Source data
____
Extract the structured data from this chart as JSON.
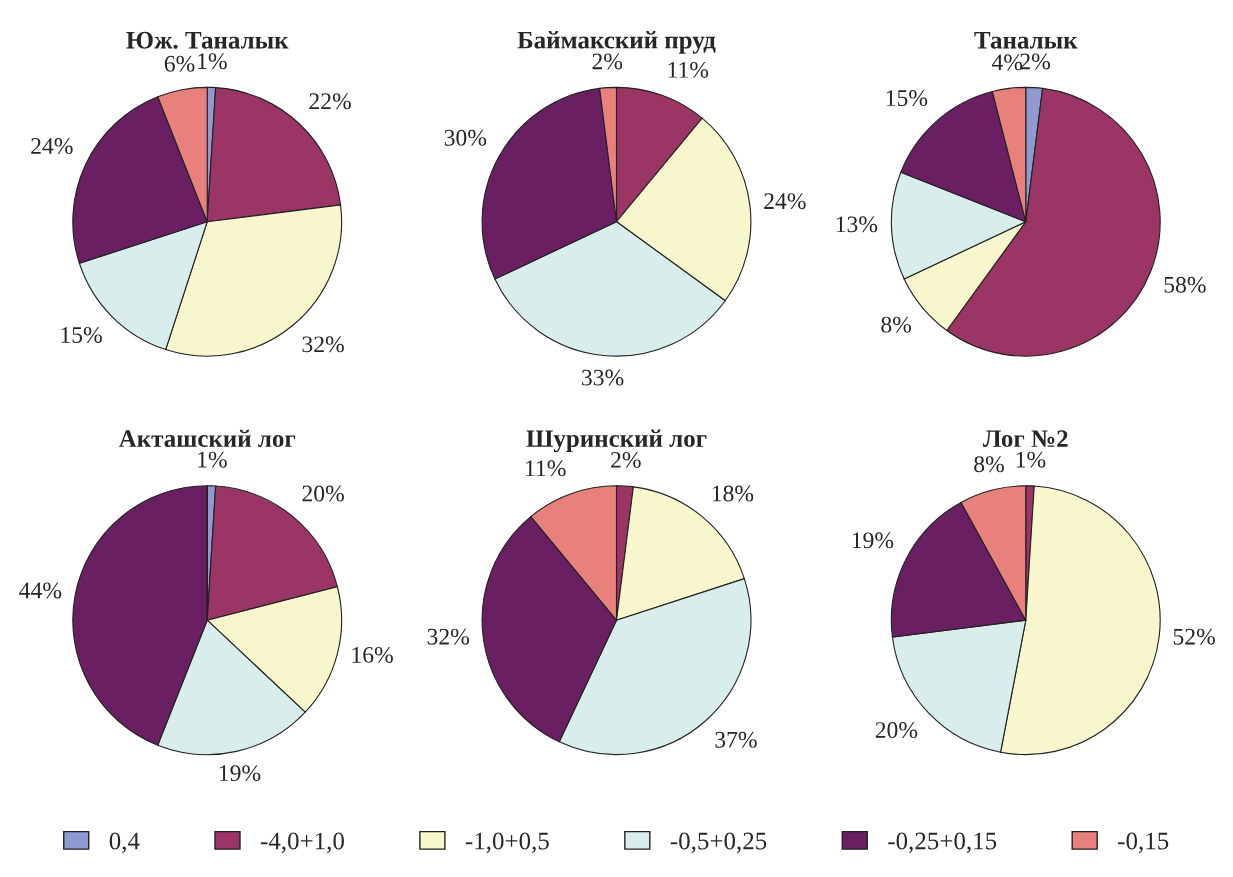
{
  "chart_data": [
    {
      "type": "pie",
      "title": "Юж. Таналык",
      "categories": [
        "0,4",
        "-4,0+1,0",
        "-1,0+0,5",
        "-0,5+0,25",
        "-0,25+0,15",
        "-0,15"
      ],
      "values": [
        1,
        22,
        32,
        15,
        24,
        6
      ],
      "value_labels": [
        "1%",
        "22%",
        "32%",
        "15%",
        "24%",
        "6%"
      ],
      "colors": [
        "#8e9ad0",
        "#9b3566",
        "#f8f6cc",
        "#d9eded",
        "#6a1f62",
        "#e8817c"
      ],
      "legend": "bottom"
    },
    {
      "type": "pie",
      "title": "Баймакский пруд",
      "categories": [
        null,
        null,
        null,
        null,
        null,
        null
      ],
      "values": [
        0,
        11,
        24,
        33,
        30,
        2
      ],
      "value_labels": [
        null,
        "11%",
        "24%",
        "33%",
        "30%",
        "2%"
      ],
      "colors": [
        "#8e9ad0",
        "#9b3566",
        "#f8f6cc",
        "#d9eded",
        "#6a1f62",
        "#e8817c"
      ]
    },
    {
      "type": "pie",
      "title": "Таналык",
      "categories": [
        null,
        null,
        null,
        null,
        null,
        null
      ],
      "values": [
        2,
        58,
        8,
        13,
        15,
        4
      ],
      "value_labels": [
        "2%",
        "58%",
        "8%",
        "13%",
        "15%",
        "4%"
      ],
      "colors": [
        "#8e9ad0",
        "#9b3566",
        "#f8f6cc",
        "#d9eded",
        "#6a1f62",
        "#e8817c"
      ]
    },
    {
      "type": "pie",
      "title": "Акташский лог",
      "categories": [
        null,
        null,
        null,
        null,
        null,
        null
      ],
      "values": [
        1,
        20,
        16,
        19,
        44,
        0
      ],
      "value_labels": [
        "1%",
        "20%",
        "16%",
        "19%",
        "44%",
        null
      ],
      "colors": [
        "#8e9ad0",
        "#9b3566",
        "#f8f6cc",
        "#d9eded",
        "#6a1f62",
        "#e8817c"
      ]
    },
    {
      "type": "pie",
      "title": "Шуринский лог",
      "categories": [
        null,
        null,
        null,
        null,
        null,
        null
      ],
      "values": [
        0,
        2,
        18,
        37,
        32,
        11
      ],
      "value_labels": [
        null,
        "2%",
        "18%",
        "37%",
        "32%",
        "11%"
      ],
      "colors": [
        "#8e9ad0",
        "#9b3566",
        "#f8f6cc",
        "#d9eded",
        "#6a1f62",
        "#e8817c"
      ]
    },
    {
      "type": "pie",
      "title": "Лог №2",
      "categories": [
        null,
        null,
        null,
        null,
        null,
        null
      ],
      "values": [
        0,
        1,
        52,
        20,
        19,
        8
      ],
      "value_labels": [
        null,
        "1%",
        "52%",
        "20%",
        "19%",
        "8%"
      ],
      "colors": [
        "#8e9ad0",
        "#9b3566",
        "#f8f6cc",
        "#d9eded",
        "#6a1f62",
        "#e8817c"
      ]
    }
  ]
}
____
**Task brief**
Pick out the lines containing the string "title".

**Written solution**
      "title": "Юж. Таналык",
      "title": "Баймакский пруд",
      "title": "Таналык",
      "title": "Акташский лог",
      "title": "Шуринский лог",
      "title": "Лог №2",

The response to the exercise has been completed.